*** Information supplied ***

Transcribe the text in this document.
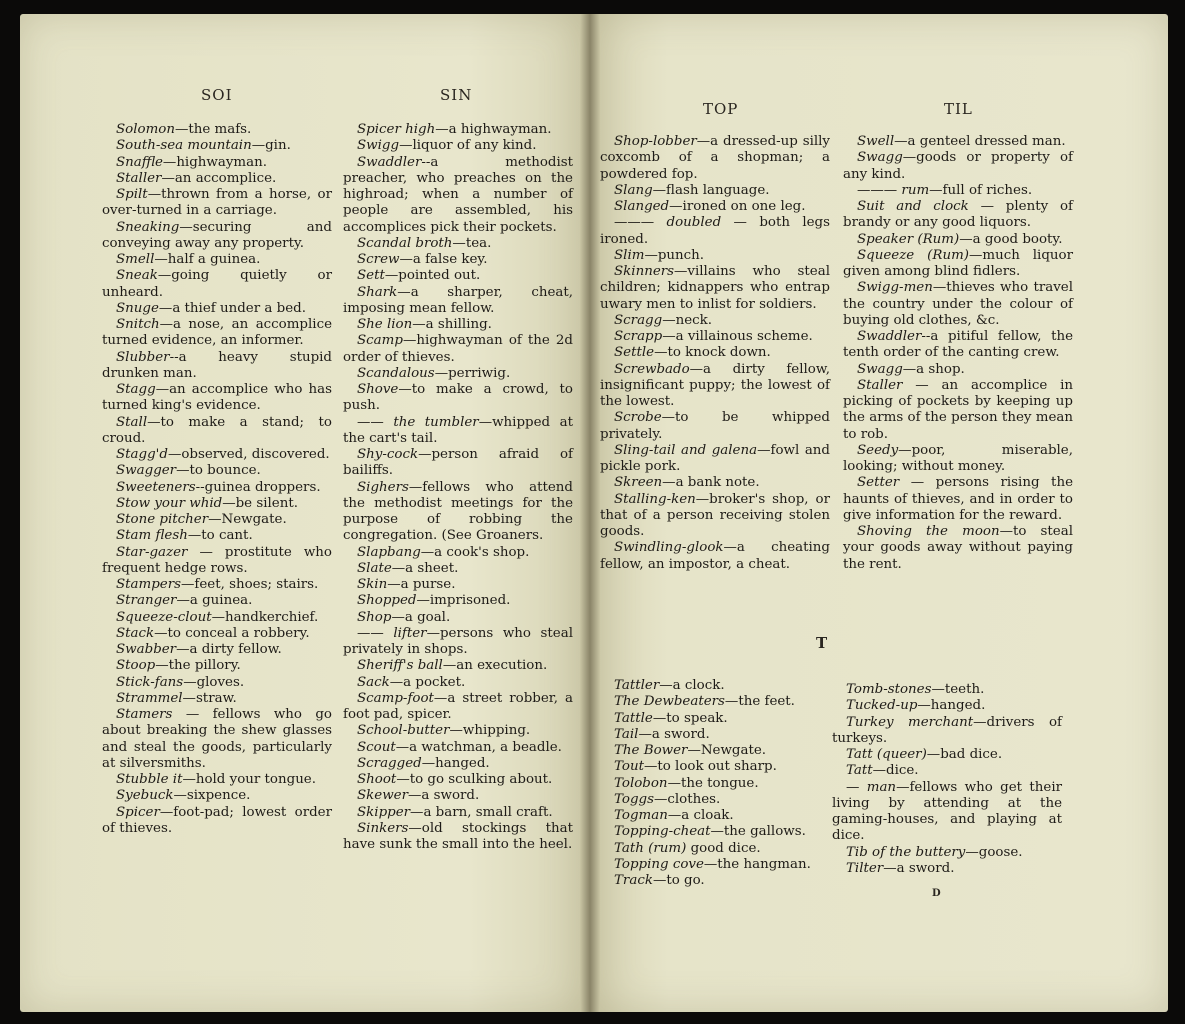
SOI	SIN
TOP	TIL

Solomon—the mafs.

South-sea mountain—gin.

Snaffle—highwayman.

Staller—an accomplice.

Spilt—thrown from a horse, or over-turned in a carriage.

Sneaking—securing and conveying away any property.

Smell—half a guinea.

Sneak—going quietly or unheard.

Snuge—a thief under a bed.

Snitch—a nose, an accomplice turned evidence, an informer.

Slubber--a heavy stupid drunken man.

Stagg—an accomplice who has turned king's evidence.

Stall—to make a stand; to croud.

Stagg'd—observed, discovered.

Swagger—to bounce.

Sweeteners--guinea droppers.

Stow your whid—be silent.

Stone pitcher—Newgate.

Stam flesh—to cant.

Star-gazer — prostitute who frequent hedge rows.

Stampers—feet, shoes; stairs.

Stranger—a guinea.

Squeeze-clout—handkerchief.

Stack—to conceal a robbery.

Swabber—a dirty fellow.

Stoop—the pillory.

Stick-fans—gloves.

Strammel—straw.

Stamers — fellows who go about breaking the shew glasses and steal the goods, particularly at silversmiths.

Stubble it—hold your tongue.

Syebuck—sixpence.

Spicer—foot-pad; lowest order of thieves.

Spicer high—a highwayman.

Swigg—liquor of any kind.

Swaddler--a methodist preacher, who preaches on the highroad; when a number of people are assembled, his accomplices pick their pockets.

Scandal broth—tea.

Screw—a false key.

Sett—pointed out.

Shark—a sharper, cheat, imposing mean fellow.

She lion—a shilling.

Scamp—highwayman of the 2d order of thieves.

Scandalous—perriwig.

Shove—to make a crowd, to push.

—— the tumbler—whipped at the cart's tail.

Shy-cock—person afraid of bailiffs.

Sighers—fellows who attend the methodist meetings for the purpose of robbing the congregation. (See Groaners.

Slapbang—a cook's shop.

Slate—a sheet.

Skin—a purse.

Shopped—imprisoned.

Shop—a goal.

—— lifter—persons who steal privately in shops.

Sheriff's ball—an execution.

Sack—a pocket.

Scamp-foot—a street robber, a foot pad, spicer.

School-butter—whipping.

Scout—a watchman, a beadle.

Scragged—hanged.

Shoot—to go sculking about.

Skewer—a sword.

Skipper—a barn, small craft.

Sinkers—old stockings that have sunk the small into the heel.

Shop-lobber—a dressed-up silly coxcomb of a shopman; a powdered fop.

Slang—flash language.

Slanged—ironed on one leg.

——— doubled — both legs ironed.

Slim—punch.

Skinners—villains who steal children; kidnappers who entrap uwary men to inlist for soldiers.

Scragg—neck.

Scrapp—a villainous scheme.

Settle—to knock down.

Screwbado—a dirty fellow, insignificant puppy; the lowest of the lowest.

Scrobe—to be whipped privately.

Sling-tail and galena—fowl and pickle pork.

Skreen—a bank note.

Stalling-ken—broker's shop, or that of a person receiving stolen goods.

Swindling-glook—a cheating fellow, an impostor, a cheat.

Swell—a genteel dressed man.

Swagg—goods or property of any kind.

——— rum—full of riches.

Suit and clock — plenty of brandy or any good liquors.

Speaker (Rum)—a good booty.

Squeeze (Rum)—much liquor given among blind fidlers.

Swigg-men—thieves who travel the country under the colour of buying old clothes, &c.

Swaddler--a pitiful fellow, the tenth order of the canting crew.

Swagg—a shop.

Staller — an accomplice in picking of pockets by keeping up the arms of the person they mean to rob.

Seedy—poor, miserable, looking; without money.

Setter — persons rising the haunts of thieves, and in order to give information for the reward.

Shoving the moon—to steal your goods away without paying the rent.

T

Tattler—a clock.

The Dewbeaters—the feet.

Tattle—to speak.

Tail—a sword.

The Bower—Newgate.

Tout—to look out sharp.

Tolobon—the tongue.

Toggs—clothes.

Togman—a cloak.

Topping-cheat—the gallows.

Tath (rum) good dice.

Topping cove—the hangman.

Track—to go.

Tomb-stones—teeth.

Tucked-up—hanged.

Turkey merchant—drivers of turkeys.

Tatt (queer)—bad dice.

Tatt—dice.

— man—fellows who get their living by attending at the gaming-houses, and playing at dice.

Tib of the buttery—goose.

Tilter—a sword.

D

***

**What is needed**
Strip out the pictures and quote the remaining data word for word.

**Problem solution**
Transcribe the text in this document.
SOI	SIN
TOP	TIL

Solomon—the mafs.

South-sea mountain—gin.

Snaffle—highwayman.

Staller—an accomplice.

Spilt—thrown from a horse, or over-turned in a carriage.

Sneaking—securing and conveying away any property.

Smell—half a guinea.

Sneak—going quietly or unheard.

Snuge—a thief under a bed.

Snitch—a nose, an accomplice turned evidence, an informer.

Slubber--a heavy stupid drunken man.

Stagg—an accomplice who has turned king's evidence.

Stall—to make a stand; to croud.

Stagg'd—observed, discovered.

Swagger—to bounce.

Sweeteners--guinea droppers.

Stow your whid—be silent.

Stone pitcher—Newgate.

Stam flesh—to cant.

Star-gazer — prostitute who frequent hedge rows.

Stampers—feet, shoes; stairs.

Stranger—a guinea.

Squeeze-clout—handkerchief.

Stack—to conceal a robbery.

Swabber—a dirty fellow.

Stoop—the pillory.

Stick-fans—gloves.

Strammel—straw.

Stamers — fellows who go about breaking the shew glasses and steal the goods, particularly at silversmiths.

Stubble it—hold your tongue.

Syebuck—sixpence.

Spicer—foot-pad; lowest order of thieves.

Spicer high—a highwayman.

Swigg—liquor of any kind.

Swaddler--a methodist preacher, who preaches on the highroad; when a number of people are assembled, his accomplices pick their pockets.

Scandal broth—tea.

Screw—a false key.

Sett—pointed out.

Shark—a sharper, cheat, imposing mean fellow.

She lion—a shilling.

Scamp—highwayman of the 2d order of thieves.

Scandalous—perriwig.

Shove—to make a crowd, to push.

—— the tumbler—whipped at the cart's tail.

Shy-cock—person afraid of bailiffs.

Sighers—fellows who attend the methodist meetings for the purpose of robbing the congregation. (See Groaners.

Slapbang—a cook's shop.

Slate—a sheet.

Skin—a purse.

Shopped—imprisoned.

Shop—a goal.

—— lifter—persons who steal privately in shops.

Sheriff's ball—an execution.

Sack—a pocket.

Scamp-foot—a street robber, a foot pad, spicer.

School-butter—whipping.

Scout—a watchman, a beadle.

Scragged—hanged.

Shoot—to go sculking about.

Skewer—a sword.

Skipper—a barn, small craft.

Sinkers—old stockings that have sunk the small into the heel.

Shop-lobber—a dressed-up silly coxcomb of a shopman; a powdered fop.

Slang—flash language.

Slanged—ironed on one leg.

——— doubled — both legs ironed.

Slim—punch.

Skinners—villains who steal children; kidnappers who entrap uwary men to inlist for soldiers.

Scragg—neck.

Scrapp—a villainous scheme.

Settle—to knock down.

Screwbado—a dirty fellow, insignificant puppy; the lowest of the lowest.

Scrobe—to be whipped privately.

Sling-tail and galena—fowl and pickle pork.

Skreen—a bank note.

Stalling-ken—broker's shop, or that of a person receiving stolen goods.

Swindling-glook—a cheating fellow, an impostor, a cheat.

Swell—a genteel dressed man.

Swagg—goods or property of any kind.

——— rum—full of riches.

Suit and clock — plenty of brandy or any good liquors.

Speaker (Rum)—a good booty.

Squeeze (Rum)—much liquor given among blind fidlers.

Swigg-men—thieves who travel the country under the colour of buying old clothes, &c.

Swaddler--a pitiful fellow, the tenth order of the canting crew.

Swagg—a shop.

Staller — an accomplice in picking of pockets by keeping up the arms of the person they mean to rob.

Seedy—poor, miserable, looking; without money.

Setter — persons rising the haunts of thieves, and in order to give information for the reward.

Shoving the moon—to steal your goods away without paying the rent.

T

Tattler—a clock.

The Dewbeaters—the feet.

Tattle—to speak.

Tail—a sword.

The Bower—Newgate.

Tout—to look out sharp.

Tolobon—the tongue.

Toggs—clothes.

Togman—a cloak.

Topping-cheat—the gallows.

Tath (rum) good dice.

Topping cove—the hangman.

Track—to go.

Tomb-stones—teeth.

Tucked-up—hanged.

Turkey merchant—drivers of turkeys.

Tatt (queer)—bad dice.

Tatt—dice.

— man—fellows who get their living by attending at the gaming-houses, and playing at dice.

Tib of the buttery—goose.

Tilter—a sword.

D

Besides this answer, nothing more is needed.